- **EXERCISE OBJECTIVE**:
Seek out every line containing the word "بإذن", and copy each.
----------------------------------------
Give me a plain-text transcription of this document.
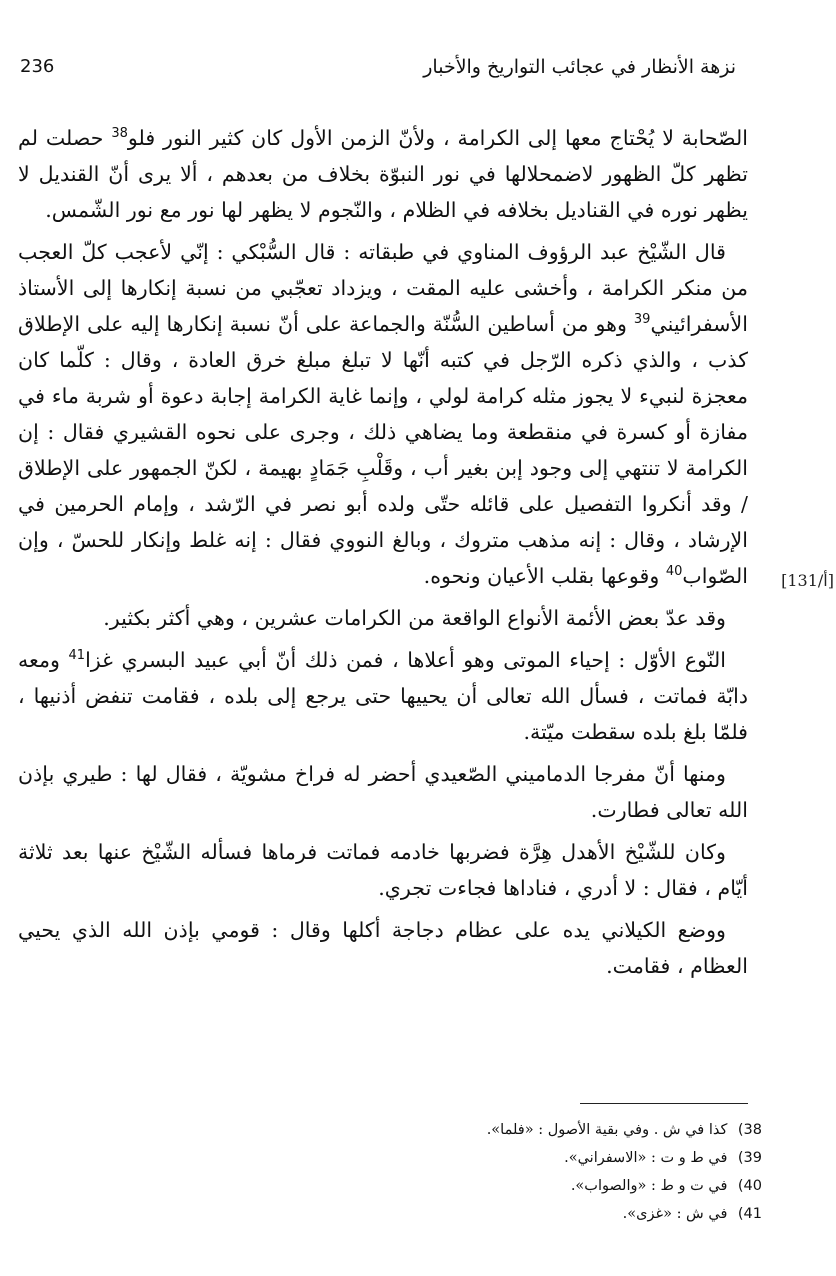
نزهة الأنظار في عجائب التواريخ والأخبار
236
[131/أ]

الصّحابة لا يُحْتاج معها إلى الكرامة ، ولأنّ الزمن الأول كان كثير النور فلو$^{38}$ حصلت لم تظهر كلّ الظهور لاضمحلالها في نور النبوّة بخلاف من بعدهم ، ألا يرى أنّ القنديل لا يظهر نوره في القناديل بخلافه في الظلام ، والنّجوم لا يظهر لها نور مع نور الشّمس.

قال الشّيْخ عبد الرؤوف المناوي في طبقاته : قال السُّبْكي : إنّي لأعجب كلّ العجب من منكر الكرامة ، وأخشى عليه المقت ، ويزداد تعجّبي من نسبة إنكارها إلى الأستاذ الأسفرائيني$^{39}$ وهو من أساطين السُّنّة والجماعة على أنّ نسبة إنكارها إليه على الإطلاق كذب ، والذي ذكره الرّجل في كتبه أنّها لا تبلغ مبلغ خرق العادة ، وقال : كلّما كان معجزة لنبيء لا يجوز مثله كرامة لولي ، وإنما غاية الكرامة إجابة دعوة أو شربة ماء في مفازة أو كسرة في منقطعة وما يضاهي ذلك ، وجرى على نحوه القشيري فقال : إن الكرامة لا تنتهي إلى وجود إبن بغير أب ، وقَلْبِ جَمَادٍ بهيمة ، لكنّ الجمهور على الإطلاق / وقد أنكروا التفصيل على قائله حتّى ولده أبو نصر في الرّشد ، وإمام الحرمين في الإرشاد ، وقال : إنه مذهب متروك ، وبالغ النووي فقال : إنه غلط وإنكار للحسّ ، وإن الصّواب$^{40}$ وقوعها بقلب الأعيان ونحوه.

وقد عدّ بعض الأئمة الأنواع الواقعة من الكرامات عشرين ، وهي أكثر بكثير.

النّوع الأوّل : إحياء الموتى وهو أعلاها ، فمن ذلك أنّ أبي عبيد البسري غزا$^{41}$ ومعه دابّة فماتت ، فسأل الله تعالى أن يحييها حتى يرجع إلى بلده ، فقامت تنفض أذنيها ، فلمّا بلغ بلده سقطت ميّتة.

ومنها أنّ مفرجا الدماميني الصّعيدي أحضر له فراخ مشويّة ، فقال لها : طيري بإذن الله تعالى فطارت.

وكان للشّيْخ الأهدل هِرَّة فضربها خادمه فماتت فرماها فسأله الشّيْخ عنها بعد ثلاثة أيّام ، فقال : لا أدري ، فناداها فجاءت تجري.

ووضع الكيلاني يده على عظام دجاجة أكلها وقال : قومي بإذن الله الذي يحيي العظام ، فقامت.

38) كذا في ش . وفي بقية الأصول : «فلما».
39) في ط و ت : «الاسفراني».
40) في ت و ط : «والصواب».
41) في ش : «غزى».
----------------------------------------
- **FINAL RESULT**:
ومنها أنّ مفرجا الدماميني الصّعيدي أحضر له فراخ مشويّة ، فقال لها : طيري بإذن الله تعالى فطارت.
ووضع الكيلاني يده على عظام دجاجة أكلها وقال : قومي بإذن الله الذي يحيي العظام ، فقامت.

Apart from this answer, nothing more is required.